> **Directions for this task**: In the records below, find each line with the word "name" and copy it.

*** Material provided ***

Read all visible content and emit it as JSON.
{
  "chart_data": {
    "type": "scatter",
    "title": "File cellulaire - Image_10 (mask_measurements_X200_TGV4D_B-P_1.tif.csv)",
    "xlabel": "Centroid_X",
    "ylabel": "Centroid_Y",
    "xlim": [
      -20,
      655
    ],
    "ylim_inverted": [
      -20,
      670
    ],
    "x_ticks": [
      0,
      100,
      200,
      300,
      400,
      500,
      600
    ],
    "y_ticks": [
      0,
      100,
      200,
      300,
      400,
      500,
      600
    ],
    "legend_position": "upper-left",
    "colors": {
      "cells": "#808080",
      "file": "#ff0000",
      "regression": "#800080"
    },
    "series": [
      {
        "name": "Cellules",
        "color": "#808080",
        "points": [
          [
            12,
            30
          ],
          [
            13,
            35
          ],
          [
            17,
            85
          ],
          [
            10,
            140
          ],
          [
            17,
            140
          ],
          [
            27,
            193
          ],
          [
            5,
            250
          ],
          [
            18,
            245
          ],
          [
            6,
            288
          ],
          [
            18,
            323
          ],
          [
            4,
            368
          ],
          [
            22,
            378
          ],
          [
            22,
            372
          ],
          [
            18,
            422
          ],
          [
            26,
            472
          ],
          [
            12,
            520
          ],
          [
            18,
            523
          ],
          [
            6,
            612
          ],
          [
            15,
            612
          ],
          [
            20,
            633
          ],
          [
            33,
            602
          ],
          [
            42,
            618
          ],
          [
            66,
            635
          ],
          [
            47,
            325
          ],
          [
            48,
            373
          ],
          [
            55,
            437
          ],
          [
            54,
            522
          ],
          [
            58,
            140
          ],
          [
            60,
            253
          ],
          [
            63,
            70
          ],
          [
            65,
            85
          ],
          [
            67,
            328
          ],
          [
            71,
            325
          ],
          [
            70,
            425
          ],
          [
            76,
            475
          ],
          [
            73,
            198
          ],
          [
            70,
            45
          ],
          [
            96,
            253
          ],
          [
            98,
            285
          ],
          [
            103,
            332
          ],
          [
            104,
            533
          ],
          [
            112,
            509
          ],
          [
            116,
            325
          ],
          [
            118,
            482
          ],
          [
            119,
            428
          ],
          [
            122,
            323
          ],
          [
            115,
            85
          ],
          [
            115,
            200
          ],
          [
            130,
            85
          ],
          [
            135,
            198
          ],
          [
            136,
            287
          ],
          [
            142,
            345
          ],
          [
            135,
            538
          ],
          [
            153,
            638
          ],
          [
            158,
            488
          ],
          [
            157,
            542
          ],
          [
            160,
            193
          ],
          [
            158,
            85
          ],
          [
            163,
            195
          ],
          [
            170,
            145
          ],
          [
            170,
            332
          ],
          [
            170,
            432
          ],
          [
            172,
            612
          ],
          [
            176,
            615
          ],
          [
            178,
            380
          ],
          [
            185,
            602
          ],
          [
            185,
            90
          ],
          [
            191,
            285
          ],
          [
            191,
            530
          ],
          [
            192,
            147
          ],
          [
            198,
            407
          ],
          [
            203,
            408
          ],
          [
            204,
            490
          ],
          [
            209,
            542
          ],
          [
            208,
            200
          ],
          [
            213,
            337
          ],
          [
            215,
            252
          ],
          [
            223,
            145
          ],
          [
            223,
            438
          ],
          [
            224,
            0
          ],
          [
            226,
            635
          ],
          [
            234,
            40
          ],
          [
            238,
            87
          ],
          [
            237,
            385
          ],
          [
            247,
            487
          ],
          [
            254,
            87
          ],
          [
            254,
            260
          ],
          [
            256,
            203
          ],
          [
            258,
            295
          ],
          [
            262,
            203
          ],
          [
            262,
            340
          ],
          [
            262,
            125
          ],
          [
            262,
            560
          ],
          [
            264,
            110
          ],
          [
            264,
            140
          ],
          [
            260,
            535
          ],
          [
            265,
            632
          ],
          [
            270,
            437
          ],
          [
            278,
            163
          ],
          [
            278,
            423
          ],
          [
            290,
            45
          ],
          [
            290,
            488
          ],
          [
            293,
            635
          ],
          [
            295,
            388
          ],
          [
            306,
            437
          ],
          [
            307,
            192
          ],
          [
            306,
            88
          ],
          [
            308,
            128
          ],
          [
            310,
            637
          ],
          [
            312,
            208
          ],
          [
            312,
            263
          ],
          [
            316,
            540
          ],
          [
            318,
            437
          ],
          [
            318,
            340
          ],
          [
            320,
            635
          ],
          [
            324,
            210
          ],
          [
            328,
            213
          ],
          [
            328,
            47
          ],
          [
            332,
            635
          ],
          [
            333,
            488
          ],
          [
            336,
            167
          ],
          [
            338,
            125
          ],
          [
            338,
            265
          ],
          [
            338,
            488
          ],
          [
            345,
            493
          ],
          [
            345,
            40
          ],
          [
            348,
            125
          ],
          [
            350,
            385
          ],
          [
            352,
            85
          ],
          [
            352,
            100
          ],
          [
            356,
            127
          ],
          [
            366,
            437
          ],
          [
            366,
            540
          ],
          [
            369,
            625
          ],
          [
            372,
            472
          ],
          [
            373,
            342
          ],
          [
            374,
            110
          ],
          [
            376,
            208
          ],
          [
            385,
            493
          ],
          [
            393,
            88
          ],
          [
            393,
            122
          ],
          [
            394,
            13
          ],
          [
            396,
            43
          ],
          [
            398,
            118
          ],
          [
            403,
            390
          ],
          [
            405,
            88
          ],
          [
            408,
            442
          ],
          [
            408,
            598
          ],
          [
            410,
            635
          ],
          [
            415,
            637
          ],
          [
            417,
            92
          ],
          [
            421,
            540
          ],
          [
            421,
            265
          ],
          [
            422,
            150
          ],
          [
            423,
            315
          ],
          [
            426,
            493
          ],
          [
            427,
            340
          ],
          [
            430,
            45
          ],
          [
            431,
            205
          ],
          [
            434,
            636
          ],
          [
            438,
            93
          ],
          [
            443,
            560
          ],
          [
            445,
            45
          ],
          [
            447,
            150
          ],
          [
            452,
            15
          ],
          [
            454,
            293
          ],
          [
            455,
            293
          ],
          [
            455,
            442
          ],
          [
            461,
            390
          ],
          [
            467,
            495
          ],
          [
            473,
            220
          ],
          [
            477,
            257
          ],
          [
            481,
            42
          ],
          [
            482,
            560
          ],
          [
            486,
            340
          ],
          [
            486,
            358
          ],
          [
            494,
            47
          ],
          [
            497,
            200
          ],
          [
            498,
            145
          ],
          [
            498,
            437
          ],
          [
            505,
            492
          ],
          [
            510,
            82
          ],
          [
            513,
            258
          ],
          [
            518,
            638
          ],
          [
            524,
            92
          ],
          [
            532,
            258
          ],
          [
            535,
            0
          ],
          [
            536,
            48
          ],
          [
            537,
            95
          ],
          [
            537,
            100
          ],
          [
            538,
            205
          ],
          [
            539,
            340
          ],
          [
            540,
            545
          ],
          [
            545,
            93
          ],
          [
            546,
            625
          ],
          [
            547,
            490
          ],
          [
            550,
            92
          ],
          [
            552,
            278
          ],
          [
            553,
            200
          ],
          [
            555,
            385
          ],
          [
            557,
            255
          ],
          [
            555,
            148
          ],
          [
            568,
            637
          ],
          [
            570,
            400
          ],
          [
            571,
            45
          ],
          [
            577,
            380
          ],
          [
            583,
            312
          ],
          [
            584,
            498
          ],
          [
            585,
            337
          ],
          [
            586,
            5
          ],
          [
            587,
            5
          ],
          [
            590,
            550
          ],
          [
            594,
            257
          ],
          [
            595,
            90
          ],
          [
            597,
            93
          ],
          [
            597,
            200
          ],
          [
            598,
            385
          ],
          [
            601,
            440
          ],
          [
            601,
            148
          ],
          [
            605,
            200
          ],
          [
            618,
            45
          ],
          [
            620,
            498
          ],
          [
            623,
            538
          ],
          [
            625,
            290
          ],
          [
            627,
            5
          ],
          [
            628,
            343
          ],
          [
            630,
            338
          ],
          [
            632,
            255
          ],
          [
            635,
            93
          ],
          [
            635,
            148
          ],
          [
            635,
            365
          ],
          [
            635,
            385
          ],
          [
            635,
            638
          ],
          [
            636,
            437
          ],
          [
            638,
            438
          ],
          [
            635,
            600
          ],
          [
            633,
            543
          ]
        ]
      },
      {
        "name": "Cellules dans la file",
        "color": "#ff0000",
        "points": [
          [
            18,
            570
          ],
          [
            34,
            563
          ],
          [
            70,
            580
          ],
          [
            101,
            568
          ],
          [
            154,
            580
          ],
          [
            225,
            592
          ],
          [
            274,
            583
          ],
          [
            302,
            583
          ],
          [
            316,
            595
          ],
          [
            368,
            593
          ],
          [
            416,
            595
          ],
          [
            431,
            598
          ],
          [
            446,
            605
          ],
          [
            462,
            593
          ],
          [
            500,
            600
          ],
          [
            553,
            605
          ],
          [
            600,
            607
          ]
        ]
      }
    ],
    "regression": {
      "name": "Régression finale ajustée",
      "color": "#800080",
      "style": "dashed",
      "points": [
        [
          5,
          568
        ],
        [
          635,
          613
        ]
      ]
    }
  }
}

***

> **In response**:
        "name": "Cellules",
        "name": "Cellules dans la file",
      "name": "Régression finale ajustée",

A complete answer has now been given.